-- What the task asks --
Reproduce the data below verbatim, line for line, omitting the pictures.

-- Information provided --
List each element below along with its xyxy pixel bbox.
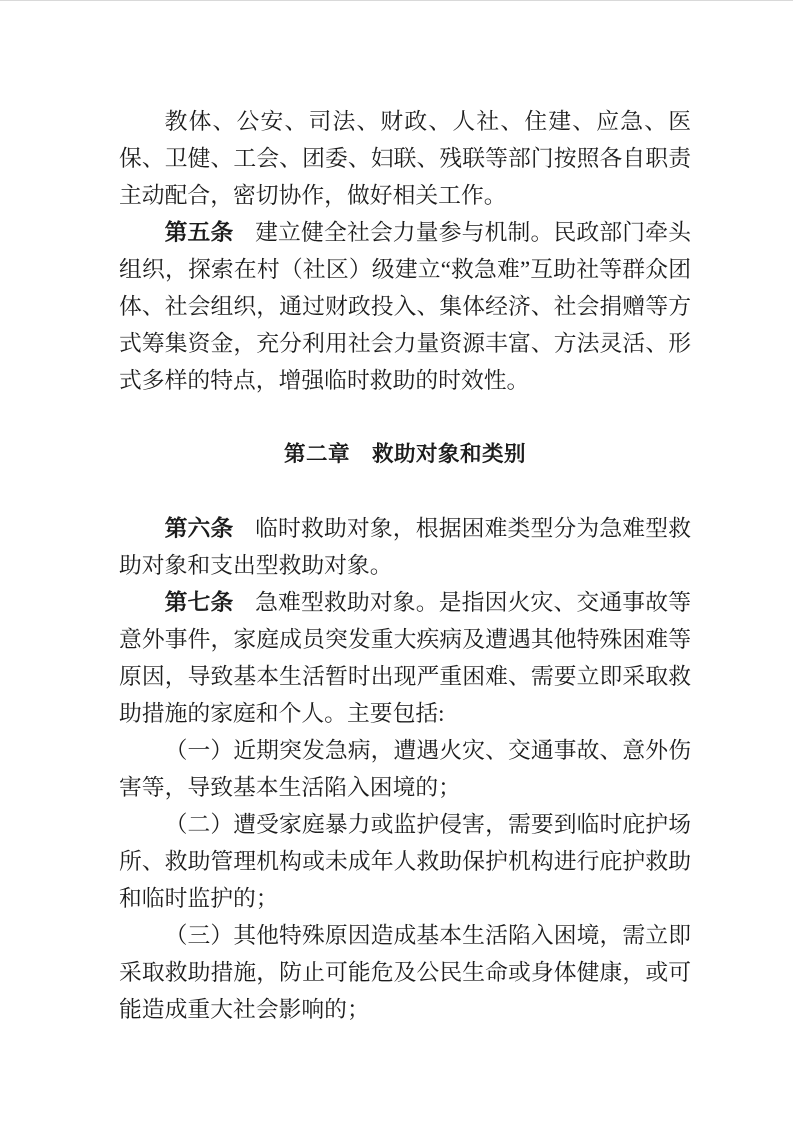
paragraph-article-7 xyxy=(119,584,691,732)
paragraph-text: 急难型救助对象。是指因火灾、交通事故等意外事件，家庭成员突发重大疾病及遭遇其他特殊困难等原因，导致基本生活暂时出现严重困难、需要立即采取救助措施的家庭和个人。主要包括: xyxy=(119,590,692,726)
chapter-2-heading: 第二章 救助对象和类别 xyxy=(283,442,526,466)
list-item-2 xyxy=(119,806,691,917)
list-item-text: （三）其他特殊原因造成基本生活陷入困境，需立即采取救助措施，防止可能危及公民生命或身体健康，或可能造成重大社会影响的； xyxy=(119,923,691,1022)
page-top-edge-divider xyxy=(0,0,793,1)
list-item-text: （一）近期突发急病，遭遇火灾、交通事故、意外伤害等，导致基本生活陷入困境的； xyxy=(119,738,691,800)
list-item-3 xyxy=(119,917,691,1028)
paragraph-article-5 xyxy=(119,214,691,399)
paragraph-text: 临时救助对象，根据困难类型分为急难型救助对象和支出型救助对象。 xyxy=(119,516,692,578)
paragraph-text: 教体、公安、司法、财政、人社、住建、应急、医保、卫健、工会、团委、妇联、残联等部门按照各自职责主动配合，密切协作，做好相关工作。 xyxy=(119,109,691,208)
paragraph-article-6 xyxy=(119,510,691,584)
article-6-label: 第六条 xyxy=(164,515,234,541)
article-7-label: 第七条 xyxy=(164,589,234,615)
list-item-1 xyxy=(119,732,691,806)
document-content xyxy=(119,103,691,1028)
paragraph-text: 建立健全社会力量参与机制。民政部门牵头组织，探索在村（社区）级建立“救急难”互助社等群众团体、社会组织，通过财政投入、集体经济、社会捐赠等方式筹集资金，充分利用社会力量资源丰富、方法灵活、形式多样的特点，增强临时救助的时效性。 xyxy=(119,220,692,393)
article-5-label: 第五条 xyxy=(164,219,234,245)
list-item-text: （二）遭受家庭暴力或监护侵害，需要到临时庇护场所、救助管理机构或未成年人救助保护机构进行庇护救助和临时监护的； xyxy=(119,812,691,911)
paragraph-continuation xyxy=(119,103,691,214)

-- Exercise solution --
List each element below along with its xyxy pixel bbox.
paragraph-article-7 xyxy=(119,584,691,732)
paragraph-text: 急难型救助对象。是指因火灾、交通事故等意外事件，家庭成员突发重大疾病及遭遇其他特殊困难等原因，导致基本生活暂时出现严重困难、需要立即采取救助措施的家庭和个人。主要包括: xyxy=(119,590,692,726)
chapter-2-heading: 第二章 救助对象和类别 xyxy=(283,442,526,466)
list-item-2 xyxy=(119,806,691,917)
list-item-text: （三）其他特殊原因造成基本生活陷入困境，需立即采取救助措施，防止可能危及公民生命或身体健康，或可能造成重大社会影响的； xyxy=(119,923,691,1022)
page-top-edge-divider xyxy=(0,0,793,1)
list-item-text: （一）近期突发急病，遭遇火灾、交通事故、意外伤害等，导致基本生活陷入困境的； xyxy=(119,738,691,800)
list-item-3 xyxy=(119,917,691,1028)
paragraph-article-5 xyxy=(119,214,691,399)
paragraph-text: 临时救助对象，根据困难类型分为急难型救助对象和支出型救助对象。 xyxy=(119,516,692,578)
paragraph-text: 教体、公安、司法、财政、人社、住建、应急、医保、卫健、工会、团委、妇联、残联等部门按照各自职责主动配合，密切协作，做好相关工作。 xyxy=(119,109,691,208)
paragraph-article-6 xyxy=(119,510,691,584)
article-6-label: 第六条 xyxy=(164,515,234,541)
article-7-label: 第七条 xyxy=(164,589,234,615)
list-item-1 xyxy=(119,732,691,806)
document-content xyxy=(119,103,691,1028)
paragraph-text: 建立健全社会力量参与机制。民政部门牵头组织，探索在村（社区）级建立“救急难”互助社等群众团体、社会组织，通过财政投入、集体经济、社会捐赠等方式筹集资金，充分利用社会力量资源丰富、方法灵活、形式多样的特点，增强临时救助的时效性。 xyxy=(119,220,692,393)
article-5-label: 第五条 xyxy=(164,219,234,245)
list-item-text: （二）遭受家庭暴力或监护侵害，需要到临时庇护场所、救助管理机构或未成年人救助保护机构进行庇护救助和临时监护的； xyxy=(119,812,691,911)
paragraph-continuation xyxy=(119,103,691,214)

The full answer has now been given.